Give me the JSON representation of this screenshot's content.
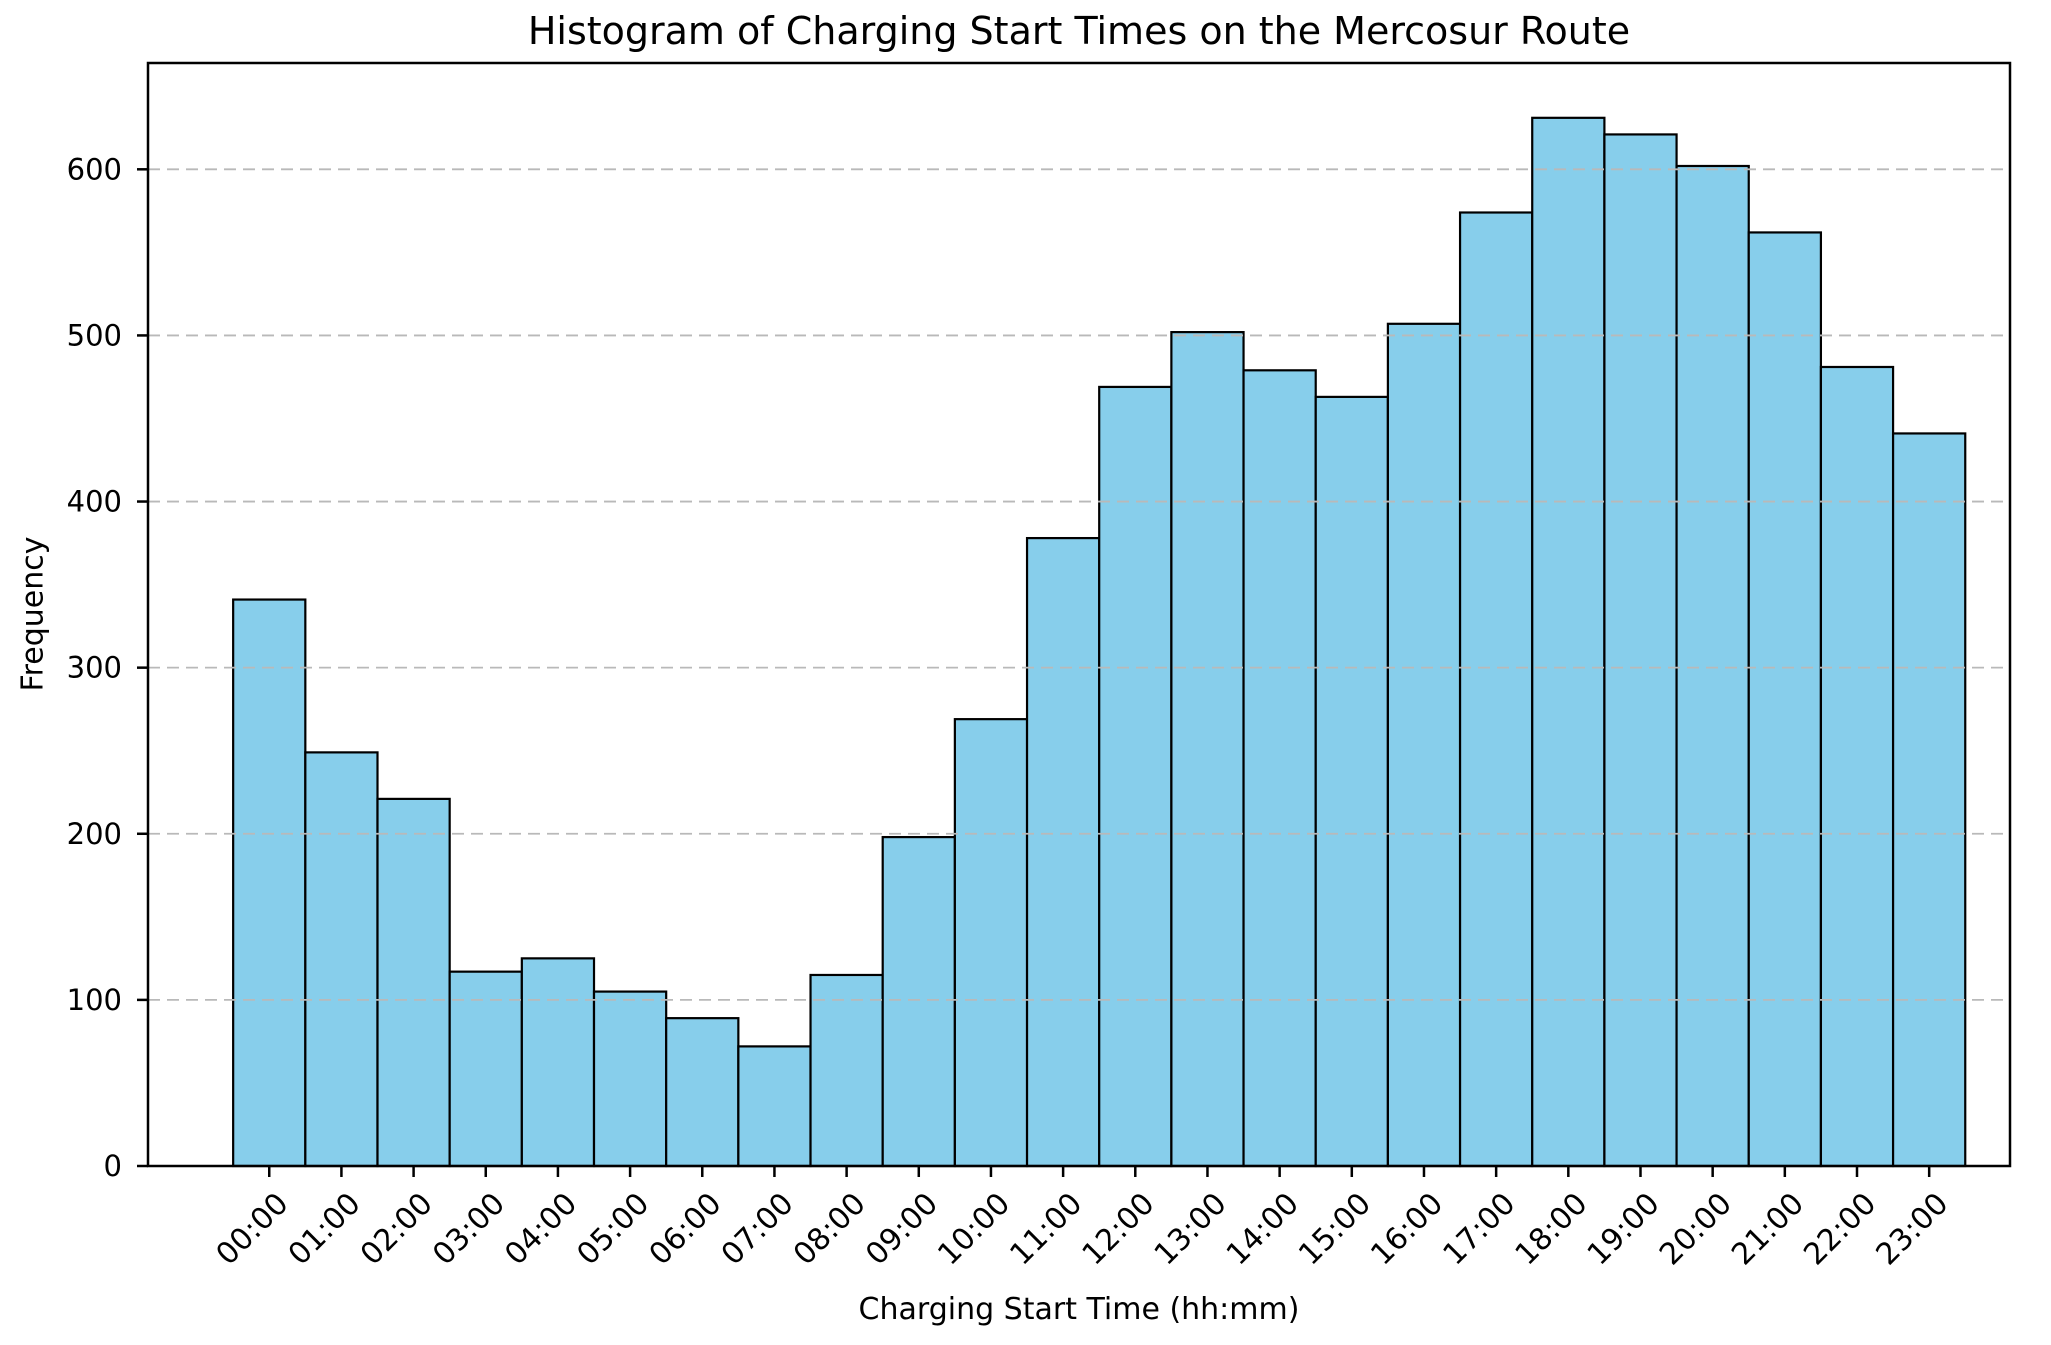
{
  "chart_data": {
    "type": "bar",
    "title": "Histogram of Charging Start Times on the Mercosur Route",
    "xlabel": "Charging Start Time (hh:mm)",
    "ylabel": "Frequency",
    "categories": [
      "00:00",
      "01:00",
      "02:00",
      "03:00",
      "04:00",
      "05:00",
      "06:00",
      "07:00",
      "08:00",
      "09:00",
      "10:00",
      "11:00",
      "12:00",
      "13:00",
      "14:00",
      "15:00",
      "16:00",
      "17:00",
      "18:00",
      "19:00",
      "20:00",
      "21:00",
      "22:00",
      "23:00"
    ],
    "values": [
      341,
      249,
      221,
      117,
      125,
      105,
      89,
      72,
      115,
      198,
      269,
      378,
      469,
      502,
      479,
      463,
      507,
      574,
      631,
      621,
      602,
      562,
      481,
      441
    ],
    "yticks": [
      0,
      100,
      200,
      300,
      400,
      500,
      600
    ],
    "ylim": [
      0,
      664
    ],
    "grid": "horizontal-dashed",
    "legend": "none",
    "x_tick_rotation": 45,
    "bar_color": "#87CEEB",
    "bar_edge_color": "#000000",
    "grid_color": "#b9b9b9",
    "axis_color": "#000000"
  }
}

——

# Given request:
Print all entries exactly. The images do not belong in the copy.

# Written response:
Give me the JSON representation of this screenshot's content.
{
  "chart_data": {
    "type": "bar",
    "title": "Histogram of Charging Start Times on the Mercosur Route",
    "xlabel": "Charging Start Time (hh:mm)",
    "ylabel": "Frequency",
    "categories": [
      "00:00",
      "01:00",
      "02:00",
      "03:00",
      "04:00",
      "05:00",
      "06:00",
      "07:00",
      "08:00",
      "09:00",
      "10:00",
      "11:00",
      "12:00",
      "13:00",
      "14:00",
      "15:00",
      "16:00",
      "17:00",
      "18:00",
      "19:00",
      "20:00",
      "21:00",
      "22:00",
      "23:00"
    ],
    "values": [
      341,
      249,
      221,
      117,
      125,
      105,
      89,
      72,
      115,
      198,
      269,
      378,
      469,
      502,
      479,
      463,
      507,
      574,
      631,
      621,
      602,
      562,
      481,
      441
    ],
    "yticks": [
      0,
      100,
      200,
      300,
      400,
      500,
      600
    ],
    "ylim": [
      0,
      664
    ],
    "grid": "horizontal-dashed",
    "legend": "none",
    "x_tick_rotation": 45,
    "bar_color": "#87CEEB",
    "bar_edge_color": "#000000",
    "grid_color": "#b9b9b9",
    "axis_color": "#000000"
  }
}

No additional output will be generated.